§ **The problem**
Filter the data for lines with the word "arrow", then copy every line so identified.

── Data records

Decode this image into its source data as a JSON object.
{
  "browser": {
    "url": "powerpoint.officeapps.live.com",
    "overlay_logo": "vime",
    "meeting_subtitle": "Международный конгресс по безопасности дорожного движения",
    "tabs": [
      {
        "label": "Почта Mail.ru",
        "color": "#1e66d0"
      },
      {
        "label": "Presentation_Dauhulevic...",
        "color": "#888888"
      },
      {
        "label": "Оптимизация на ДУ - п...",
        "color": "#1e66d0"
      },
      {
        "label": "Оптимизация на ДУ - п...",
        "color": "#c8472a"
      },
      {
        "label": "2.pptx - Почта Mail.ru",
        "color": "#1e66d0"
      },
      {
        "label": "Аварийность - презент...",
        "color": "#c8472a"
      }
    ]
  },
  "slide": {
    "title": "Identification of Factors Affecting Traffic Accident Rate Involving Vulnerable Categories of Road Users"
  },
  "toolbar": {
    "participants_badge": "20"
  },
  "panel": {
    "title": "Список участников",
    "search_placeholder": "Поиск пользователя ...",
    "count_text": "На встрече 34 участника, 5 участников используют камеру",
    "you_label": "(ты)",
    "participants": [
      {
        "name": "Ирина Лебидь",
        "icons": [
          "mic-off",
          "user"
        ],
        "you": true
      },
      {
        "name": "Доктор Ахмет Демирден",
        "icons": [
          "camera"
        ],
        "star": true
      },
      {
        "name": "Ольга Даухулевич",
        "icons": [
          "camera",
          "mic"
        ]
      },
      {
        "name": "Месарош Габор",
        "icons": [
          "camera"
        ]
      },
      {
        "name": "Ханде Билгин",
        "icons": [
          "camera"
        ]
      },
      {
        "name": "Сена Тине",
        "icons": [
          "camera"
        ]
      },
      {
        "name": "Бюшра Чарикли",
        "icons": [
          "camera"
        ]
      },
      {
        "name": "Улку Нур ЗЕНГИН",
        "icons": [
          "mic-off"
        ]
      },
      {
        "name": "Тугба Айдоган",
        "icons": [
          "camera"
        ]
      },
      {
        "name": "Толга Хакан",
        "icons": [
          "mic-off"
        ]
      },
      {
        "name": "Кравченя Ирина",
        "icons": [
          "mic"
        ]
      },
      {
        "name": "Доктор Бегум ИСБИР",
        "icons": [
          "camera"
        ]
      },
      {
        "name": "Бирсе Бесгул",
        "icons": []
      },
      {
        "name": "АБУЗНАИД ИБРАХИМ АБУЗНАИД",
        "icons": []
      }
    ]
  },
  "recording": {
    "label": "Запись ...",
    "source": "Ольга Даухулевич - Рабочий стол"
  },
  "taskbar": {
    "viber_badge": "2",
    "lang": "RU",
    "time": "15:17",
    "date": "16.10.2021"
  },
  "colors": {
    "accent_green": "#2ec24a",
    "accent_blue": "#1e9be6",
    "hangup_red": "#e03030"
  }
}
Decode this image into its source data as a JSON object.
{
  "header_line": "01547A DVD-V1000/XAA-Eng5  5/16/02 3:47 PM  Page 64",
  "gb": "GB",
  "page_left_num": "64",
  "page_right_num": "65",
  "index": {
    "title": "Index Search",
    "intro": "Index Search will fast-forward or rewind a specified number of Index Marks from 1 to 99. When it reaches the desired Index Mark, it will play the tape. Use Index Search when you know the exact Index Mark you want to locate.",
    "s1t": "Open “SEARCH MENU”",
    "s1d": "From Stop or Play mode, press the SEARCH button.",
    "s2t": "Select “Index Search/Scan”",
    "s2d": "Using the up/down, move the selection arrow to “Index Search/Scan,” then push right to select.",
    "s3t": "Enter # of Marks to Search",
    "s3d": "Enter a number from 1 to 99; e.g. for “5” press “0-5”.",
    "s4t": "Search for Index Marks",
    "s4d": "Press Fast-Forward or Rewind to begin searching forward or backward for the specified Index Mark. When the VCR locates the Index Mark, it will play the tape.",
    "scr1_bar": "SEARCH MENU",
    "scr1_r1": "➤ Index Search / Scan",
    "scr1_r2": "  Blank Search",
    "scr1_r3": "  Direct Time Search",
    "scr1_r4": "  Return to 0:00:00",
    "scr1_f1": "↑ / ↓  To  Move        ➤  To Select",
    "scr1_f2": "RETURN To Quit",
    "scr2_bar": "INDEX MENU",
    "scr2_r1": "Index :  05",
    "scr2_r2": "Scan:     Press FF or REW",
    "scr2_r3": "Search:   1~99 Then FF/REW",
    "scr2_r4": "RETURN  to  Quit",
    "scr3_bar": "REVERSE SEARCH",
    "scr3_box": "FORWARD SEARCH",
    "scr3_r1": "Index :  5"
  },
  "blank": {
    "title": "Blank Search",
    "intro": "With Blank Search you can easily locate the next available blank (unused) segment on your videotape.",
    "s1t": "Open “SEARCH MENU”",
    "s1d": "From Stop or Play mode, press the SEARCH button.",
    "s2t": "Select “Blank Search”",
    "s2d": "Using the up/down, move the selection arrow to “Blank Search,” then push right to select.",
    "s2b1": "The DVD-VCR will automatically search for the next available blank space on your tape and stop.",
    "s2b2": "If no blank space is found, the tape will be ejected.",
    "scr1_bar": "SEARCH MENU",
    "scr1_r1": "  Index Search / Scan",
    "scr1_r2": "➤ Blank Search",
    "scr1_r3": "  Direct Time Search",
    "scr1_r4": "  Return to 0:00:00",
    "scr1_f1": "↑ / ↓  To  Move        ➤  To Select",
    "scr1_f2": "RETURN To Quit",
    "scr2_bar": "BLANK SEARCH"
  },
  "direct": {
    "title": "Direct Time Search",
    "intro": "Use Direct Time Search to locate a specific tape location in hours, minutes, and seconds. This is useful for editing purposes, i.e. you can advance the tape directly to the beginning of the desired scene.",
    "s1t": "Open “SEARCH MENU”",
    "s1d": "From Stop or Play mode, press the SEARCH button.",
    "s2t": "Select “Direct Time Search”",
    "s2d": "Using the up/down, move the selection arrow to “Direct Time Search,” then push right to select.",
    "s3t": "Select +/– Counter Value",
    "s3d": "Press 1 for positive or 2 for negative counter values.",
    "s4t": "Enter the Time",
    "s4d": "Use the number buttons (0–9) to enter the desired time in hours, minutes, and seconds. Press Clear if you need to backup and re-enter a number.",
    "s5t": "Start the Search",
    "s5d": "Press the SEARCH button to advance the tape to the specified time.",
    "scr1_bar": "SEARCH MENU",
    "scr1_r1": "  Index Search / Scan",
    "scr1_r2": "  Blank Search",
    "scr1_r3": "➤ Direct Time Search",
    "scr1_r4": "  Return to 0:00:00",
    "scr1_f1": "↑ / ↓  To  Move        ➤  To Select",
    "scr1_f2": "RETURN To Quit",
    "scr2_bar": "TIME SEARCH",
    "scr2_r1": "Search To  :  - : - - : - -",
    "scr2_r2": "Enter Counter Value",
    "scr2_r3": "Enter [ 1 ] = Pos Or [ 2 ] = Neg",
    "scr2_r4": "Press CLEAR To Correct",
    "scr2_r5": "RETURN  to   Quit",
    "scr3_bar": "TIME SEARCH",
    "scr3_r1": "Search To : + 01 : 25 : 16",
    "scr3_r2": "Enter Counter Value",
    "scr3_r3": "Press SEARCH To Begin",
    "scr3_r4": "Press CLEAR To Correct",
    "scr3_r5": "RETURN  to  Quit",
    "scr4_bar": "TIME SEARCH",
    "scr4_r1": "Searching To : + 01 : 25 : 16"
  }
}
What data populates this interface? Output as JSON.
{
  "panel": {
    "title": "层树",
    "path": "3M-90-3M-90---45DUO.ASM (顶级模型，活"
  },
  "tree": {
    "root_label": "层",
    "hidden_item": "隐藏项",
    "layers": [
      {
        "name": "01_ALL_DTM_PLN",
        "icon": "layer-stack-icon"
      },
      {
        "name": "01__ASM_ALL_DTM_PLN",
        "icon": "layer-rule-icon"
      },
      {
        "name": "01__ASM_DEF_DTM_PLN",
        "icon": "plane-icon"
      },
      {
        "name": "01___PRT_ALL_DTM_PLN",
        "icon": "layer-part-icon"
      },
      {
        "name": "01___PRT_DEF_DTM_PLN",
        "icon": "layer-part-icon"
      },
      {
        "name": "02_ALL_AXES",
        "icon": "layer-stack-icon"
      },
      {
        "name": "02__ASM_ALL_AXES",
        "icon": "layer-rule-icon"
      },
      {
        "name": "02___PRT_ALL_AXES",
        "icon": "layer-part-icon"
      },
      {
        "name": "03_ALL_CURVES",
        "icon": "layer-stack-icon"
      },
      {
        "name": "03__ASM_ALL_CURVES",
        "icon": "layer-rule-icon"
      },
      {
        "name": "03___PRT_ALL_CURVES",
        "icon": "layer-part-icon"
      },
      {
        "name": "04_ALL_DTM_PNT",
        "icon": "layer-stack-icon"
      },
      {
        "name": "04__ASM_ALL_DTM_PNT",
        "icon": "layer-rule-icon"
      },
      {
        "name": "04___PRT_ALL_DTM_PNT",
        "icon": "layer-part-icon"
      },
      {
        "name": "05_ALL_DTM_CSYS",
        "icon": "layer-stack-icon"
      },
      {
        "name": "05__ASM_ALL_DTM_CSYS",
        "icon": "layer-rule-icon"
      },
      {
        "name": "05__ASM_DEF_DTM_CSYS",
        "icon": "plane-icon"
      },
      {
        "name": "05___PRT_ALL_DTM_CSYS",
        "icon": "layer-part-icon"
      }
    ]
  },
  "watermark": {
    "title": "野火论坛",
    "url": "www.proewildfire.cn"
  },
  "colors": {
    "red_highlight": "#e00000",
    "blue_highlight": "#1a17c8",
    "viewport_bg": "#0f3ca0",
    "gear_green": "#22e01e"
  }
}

────

§ **Final answer**
    "s2d": "Using the up/down, move the selection arrow to “Index Search/Scan,” then push right to select.",
    "s2d": "Using the up/down, move the selection arrow to “Blank Search,” then push right to select.",
    "s2d": "Using the up/down, move the selection arrow to “Direct Time Search,” then push right to select.",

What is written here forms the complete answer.